| WHAT YOU WILL DO |
Copy out each line below exactly as it appears.

= = = =

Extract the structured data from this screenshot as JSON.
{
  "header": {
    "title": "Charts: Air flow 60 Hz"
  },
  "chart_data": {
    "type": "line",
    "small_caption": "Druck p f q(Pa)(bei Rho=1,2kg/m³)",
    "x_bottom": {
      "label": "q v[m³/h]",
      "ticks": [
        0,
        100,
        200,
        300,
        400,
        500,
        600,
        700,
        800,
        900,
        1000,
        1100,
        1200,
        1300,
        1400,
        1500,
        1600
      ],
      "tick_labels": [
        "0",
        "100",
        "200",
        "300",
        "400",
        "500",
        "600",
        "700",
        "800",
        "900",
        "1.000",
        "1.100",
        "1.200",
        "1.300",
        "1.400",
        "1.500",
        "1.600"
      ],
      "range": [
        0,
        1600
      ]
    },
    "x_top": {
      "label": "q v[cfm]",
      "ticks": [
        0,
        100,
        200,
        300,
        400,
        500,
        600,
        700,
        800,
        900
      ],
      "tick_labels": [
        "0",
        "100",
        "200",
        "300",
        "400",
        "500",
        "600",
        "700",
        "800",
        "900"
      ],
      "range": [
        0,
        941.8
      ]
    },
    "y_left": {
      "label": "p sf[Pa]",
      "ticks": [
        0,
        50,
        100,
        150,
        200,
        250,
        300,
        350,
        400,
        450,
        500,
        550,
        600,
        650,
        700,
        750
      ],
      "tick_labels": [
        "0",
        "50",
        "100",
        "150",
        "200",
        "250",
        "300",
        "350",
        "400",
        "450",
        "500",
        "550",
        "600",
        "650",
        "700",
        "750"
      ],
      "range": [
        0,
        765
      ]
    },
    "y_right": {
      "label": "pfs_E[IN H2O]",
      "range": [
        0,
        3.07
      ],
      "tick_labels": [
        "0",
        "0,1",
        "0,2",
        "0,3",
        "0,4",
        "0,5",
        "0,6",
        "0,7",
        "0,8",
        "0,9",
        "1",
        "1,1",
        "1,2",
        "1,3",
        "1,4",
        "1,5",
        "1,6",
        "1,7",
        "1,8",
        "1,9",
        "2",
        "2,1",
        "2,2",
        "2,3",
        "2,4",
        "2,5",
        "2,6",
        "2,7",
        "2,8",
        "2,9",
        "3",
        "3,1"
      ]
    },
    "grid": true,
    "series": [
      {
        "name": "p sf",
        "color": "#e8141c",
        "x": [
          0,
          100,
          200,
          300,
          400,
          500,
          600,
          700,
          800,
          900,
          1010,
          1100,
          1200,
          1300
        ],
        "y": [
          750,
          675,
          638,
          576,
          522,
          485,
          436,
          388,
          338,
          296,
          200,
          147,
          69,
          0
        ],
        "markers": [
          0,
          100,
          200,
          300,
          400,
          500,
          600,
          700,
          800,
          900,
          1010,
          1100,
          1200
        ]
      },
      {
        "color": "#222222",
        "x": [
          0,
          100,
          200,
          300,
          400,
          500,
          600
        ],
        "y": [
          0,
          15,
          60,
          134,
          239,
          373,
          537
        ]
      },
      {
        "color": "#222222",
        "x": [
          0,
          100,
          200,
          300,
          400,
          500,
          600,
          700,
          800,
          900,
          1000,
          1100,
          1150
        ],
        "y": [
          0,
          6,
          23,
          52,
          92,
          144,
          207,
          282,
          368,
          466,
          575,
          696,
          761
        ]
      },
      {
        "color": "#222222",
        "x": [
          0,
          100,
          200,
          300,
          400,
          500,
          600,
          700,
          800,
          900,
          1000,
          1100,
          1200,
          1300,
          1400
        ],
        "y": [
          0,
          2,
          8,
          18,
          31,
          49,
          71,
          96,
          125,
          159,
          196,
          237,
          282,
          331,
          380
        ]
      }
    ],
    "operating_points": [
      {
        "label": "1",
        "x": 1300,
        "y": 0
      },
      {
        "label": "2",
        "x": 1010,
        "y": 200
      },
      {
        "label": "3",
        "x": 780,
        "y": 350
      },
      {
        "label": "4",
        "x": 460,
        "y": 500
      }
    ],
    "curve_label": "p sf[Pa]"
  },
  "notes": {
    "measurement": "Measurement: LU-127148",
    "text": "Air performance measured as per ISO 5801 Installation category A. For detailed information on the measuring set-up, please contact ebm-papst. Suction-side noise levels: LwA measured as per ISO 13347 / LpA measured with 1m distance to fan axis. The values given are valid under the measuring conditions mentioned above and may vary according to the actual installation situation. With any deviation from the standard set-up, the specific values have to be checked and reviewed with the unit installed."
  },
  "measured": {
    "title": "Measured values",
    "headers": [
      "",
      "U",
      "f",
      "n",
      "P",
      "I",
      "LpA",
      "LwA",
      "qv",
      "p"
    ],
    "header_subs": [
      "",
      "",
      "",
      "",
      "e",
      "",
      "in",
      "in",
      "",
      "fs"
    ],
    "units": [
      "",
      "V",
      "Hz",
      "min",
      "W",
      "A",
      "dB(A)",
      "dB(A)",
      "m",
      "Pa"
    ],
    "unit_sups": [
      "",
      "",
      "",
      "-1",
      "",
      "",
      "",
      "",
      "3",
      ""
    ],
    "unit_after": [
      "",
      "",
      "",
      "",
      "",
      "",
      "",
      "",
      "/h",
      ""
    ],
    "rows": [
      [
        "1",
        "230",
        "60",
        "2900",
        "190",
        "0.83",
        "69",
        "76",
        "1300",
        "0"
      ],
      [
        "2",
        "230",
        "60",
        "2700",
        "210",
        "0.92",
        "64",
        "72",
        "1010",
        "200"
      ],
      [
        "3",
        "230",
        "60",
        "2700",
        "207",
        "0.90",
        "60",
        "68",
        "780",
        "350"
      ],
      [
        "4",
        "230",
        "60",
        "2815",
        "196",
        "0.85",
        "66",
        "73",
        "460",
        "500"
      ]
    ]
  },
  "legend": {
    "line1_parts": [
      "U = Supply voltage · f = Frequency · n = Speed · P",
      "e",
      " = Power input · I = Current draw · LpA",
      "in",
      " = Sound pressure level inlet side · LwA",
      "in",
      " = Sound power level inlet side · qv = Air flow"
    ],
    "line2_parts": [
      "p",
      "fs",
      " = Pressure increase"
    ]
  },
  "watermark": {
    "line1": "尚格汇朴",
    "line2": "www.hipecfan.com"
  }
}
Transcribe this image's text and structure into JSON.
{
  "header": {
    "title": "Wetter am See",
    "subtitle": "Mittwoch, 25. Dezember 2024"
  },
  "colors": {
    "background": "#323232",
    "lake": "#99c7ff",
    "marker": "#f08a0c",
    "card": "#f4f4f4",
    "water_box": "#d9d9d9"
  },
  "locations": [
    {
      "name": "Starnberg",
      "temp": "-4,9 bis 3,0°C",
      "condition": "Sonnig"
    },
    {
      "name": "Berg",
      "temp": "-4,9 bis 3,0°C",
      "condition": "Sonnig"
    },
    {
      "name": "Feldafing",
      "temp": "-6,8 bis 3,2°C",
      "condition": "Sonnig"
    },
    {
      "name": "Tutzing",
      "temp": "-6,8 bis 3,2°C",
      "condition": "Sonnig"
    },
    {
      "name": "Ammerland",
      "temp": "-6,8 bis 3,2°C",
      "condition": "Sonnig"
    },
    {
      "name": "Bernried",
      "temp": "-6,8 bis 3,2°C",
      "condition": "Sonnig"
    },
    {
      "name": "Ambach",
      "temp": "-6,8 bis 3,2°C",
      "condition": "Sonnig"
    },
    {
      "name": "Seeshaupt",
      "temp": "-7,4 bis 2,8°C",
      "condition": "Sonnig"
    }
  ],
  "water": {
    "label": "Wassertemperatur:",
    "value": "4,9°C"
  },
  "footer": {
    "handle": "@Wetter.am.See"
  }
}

= = = =

| IN RESPONSE |
Extract the structured data from this screenshot as JSON.
{
  "header": {
    "title": "Charts: Air flow 60 Hz"
  },
  "chart_data": {
    "type": "line",
    "small_caption": "Druck p f q(Pa)(bei Rho=1,2kg/m³)",
    "x_bottom": {
      "label": "q v[m³/h]",
      "ticks": [
        0,
        100,
        200,
        300,
        400,
        500,
        600,
        700,
        800,
        900,
        1000,
        1100,
        1200,
        1300,
        1400,
        1500,
        1600
      ],
      "tick_labels": [
        "0",
        "100",
        "200",
        "300",
        "400",
        "500",
        "600",
        "700",
        "800",
        "900",
        "1.000",
        "1.100",
        "1.200",
        "1.300",
        "1.400",
        "1.500",
        "1.600"
      ],
      "range": [
        0,
        1600
      ]
    },
    "x_top": {
      "label": "q v[cfm]",
      "ticks": [
        0,
        100,
        200,
        300,
        400,
        500,
        600,
        700,
        800,
        900
      ],
      "tick_labels": [
        "0",
        "100",
        "200",
        "300",
        "400",
        "500",
        "600",
        "700",
        "800",
        "900"
      ],
      "range": [
        0,
        941.8
      ]
    },
    "y_left": {
      "label": "p sf[Pa]",
      "ticks": [
        0,
        50,
        100,
        150,
        200,
        250,
        300,
        350,
        400,
        450,
        500,
        550,
        600,
        650,
        700,
        750
      ],
      "tick_labels": [
        "0",
        "50",
        "100",
        "150",
        "200",
        "250",
        "300",
        "350",
        "400",
        "450",
        "500",
        "550",
        "600",
        "650",
        "700",
        "750"
      ],
      "range": [
        0,
        765
      ]
    },
    "y_right": {
      "label": "pfs_E[IN H2O]",
      "range": [
        0,
        3.07
      ],
      "tick_labels": [
        "0",
        "0,1",
        "0,2",
        "0,3",
        "0,4",
        "0,5",
        "0,6",
        "0,7",
        "0,8",
        "0,9",
        "1",
        "1,1",
        "1,2",
        "1,3",
        "1,4",
        "1,5",
        "1,6",
        "1,7",
        "1,8",
        "1,9",
        "2",
        "2,1",
        "2,2",
        "2,3",
        "2,4",
        "2,5",
        "2,6",
        "2,7",
        "2,8",
        "2,9",
        "3",
        "3,1"
      ]
    },
    "grid": true,
    "series": [
      {
        "name": "p sf",
        "color": "#e8141c",
        "x": [
          0,
          100,
          200,
          300,
          400,
          500,
          600,
          700,
          800,
          900,
          1010,
          1100,
          1200,
          1300
        ],
        "y": [
          750,
          675,
          638,
          576,
          522,
          485,
          436,
          388,
          338,
          296,
          200,
          147,
          69,
          0
        ],
        "markers": [
          0,
          100,
          200,
          300,
          400,
          500,
          600,
          700,
          800,
          900,
          1010,
          1100,
          1200
        ]
      },
      {
        "color": "#222222",
        "x": [
          0,
          100,
          200,
          300,
          400,
          500,
          600
        ],
        "y": [
          0,
          15,
          60,
          134,
          239,
          373,
          537
        ]
      },
      {
        "color": "#222222",
        "x": [
          0,
          100,
          200,
          300,
          400,
          500,
          600,
          700,
          800,
          900,
          1000,
          1100,
          1150
        ],
        "y": [
          0,
          6,
          23,
          52,
          92,
          144,
          207,
          282,
          368,
          466,
          575,
          696,
          761
        ]
      },
      {
        "color": "#222222",
        "x": [
          0,
          100,
          200,
          300,
          400,
          500,
          600,
          700,
          800,
          900,
          1000,
          1100,
          1200,
          1300,
          1400
        ],
        "y": [
          0,
          2,
          8,
          18,
          31,
          49,
          71,
          96,
          125,
          159,
          196,
          237,
          282,
          331,
          380
        ]
      }
    ],
    "operating_points": [
      {
        "label": "1",
        "x": 1300,
        "y": 0
      },
      {
        "label": "2",
        "x": 1010,
        "y": 200
      },
      {
        "label": "3",
        "x": 780,
        "y": 350
      },
      {
        "label": "4",
        "x": 460,
        "y": 500
      }
    ],
    "curve_label": "p sf[Pa]"
  },
  "notes": {
    "measurement": "Measurement: LU-127148",
    "text": "Air performance measured as per ISO 5801 Installation category A. For detailed information on the measuring set-up, please contact ebm-papst. Suction-side noise levels: LwA measured as per ISO 13347 / LpA measured with 1m distance to fan axis. The values given are valid under the measuring conditions mentioned above and may vary according to the actual installation situation. With any deviation from the standard set-up, the specific values have to be checked and reviewed with the unit installed."
  },
  "measured": {
    "title": "Measured values",
    "headers": [
      "",
      "U",
      "f",
      "n",
      "P",
      "I",
      "LpA",
      "LwA",
      "qv",
      "p"
    ],
    "header_subs": [
      "",
      "",
      "",
      "",
      "e",
      "",
      "in",
      "in",
      "",
      "fs"
    ],
    "units": [
      "",
      "V",
      "Hz",
      "min",
      "W",
      "A",
      "dB(A)",
      "dB(A)",
      "m",
      "Pa"
    ],
    "unit_sups": [
      "",
      "",
      "",
      "-1",
      "",
      "",
      "",
      "",
      "3",
      ""
    ],
    "unit_after": [
      "",
      "",
      "",
      "",
      "",
      "",
      "",
      "",
      "/h",
      ""
    ],
    "rows": [
      [
        "1",
        "230",
        "60",
        "2900",
        "190",
        "0.83",
        "69",
        "76",
        "1300",
        "0"
      ],
      [
        "2",
        "230",
        "60",
        "2700",
        "210",
        "0.92",
        "64",
        "72",
        "1010",
        "200"
      ],
      [
        "3",
        "230",
        "60",
        "2700",
        "207",
        "0.90",
        "60",
        "68",
        "780",
        "350"
      ],
      [
        "4",
        "230",
        "60",
        "2815",
        "196",
        "0.85",
        "66",
        "73",
        "460",
        "500"
      ]
    ]
  },
  "legend": {
    "line1_parts": [
      "U = Supply voltage · f = Frequency · n = Speed · P",
      "e",
      " = Power input · I = Current draw · LpA",
      "in",
      " = Sound pressure level inlet side · LwA",
      "in",
      " = Sound power level inlet side · qv = Air flow"
    ],
    "line2_parts": [
      "p",
      "fs",
      " = Pressure increase"
    ]
  },
  "watermark": {
    "line1": "尚格汇朴",
    "line2": "www.hipecfan.com"
  }
}
Transcribe this image's text and structure into JSON.
{
  "header": {
    "title": "Wetter am See",
    "subtitle": "Mittwoch, 25. Dezember 2024"
  },
  "colors": {
    "background": "#323232",
    "lake": "#99c7ff",
    "marker": "#f08a0c",
    "card": "#f4f4f4",
    "water_box": "#d9d9d9"
  },
  "locations": [
    {
      "name": "Starnberg",
      "temp": "-4,9 bis 3,0°C",
      "condition": "Sonnig"
    },
    {
      "name": "Berg",
      "temp": "-4,9 bis 3,0°C",
      "condition": "Sonnig"
    },
    {
      "name": "Feldafing",
      "temp": "-6,8 bis 3,2°C",
      "condition": "Sonnig"
    },
    {
      "name": "Tutzing",
      "temp": "-6,8 bis 3,2°C",
      "condition": "Sonnig"
    },
    {
      "name": "Ammerland",
      "temp": "-6,8 bis 3,2°C",
      "condition": "Sonnig"
    },
    {
      "name": "Bernried",
      "temp": "-6,8 bis 3,2°C",
      "condition": "Sonnig"
    },
    {
      "name": "Ambach",
      "temp": "-6,8 bis 3,2°C",
      "condition": "Sonnig"
    },
    {
      "name": "Seeshaupt",
      "temp": "-7,4 bis 2,8°C",
      "condition": "Sonnig"
    }
  ],
  "water": {
    "label": "Wassertemperatur:",
    "value": "4,9°C"
  },
  "footer": {
    "handle": "@Wetter.am.See"
  }
}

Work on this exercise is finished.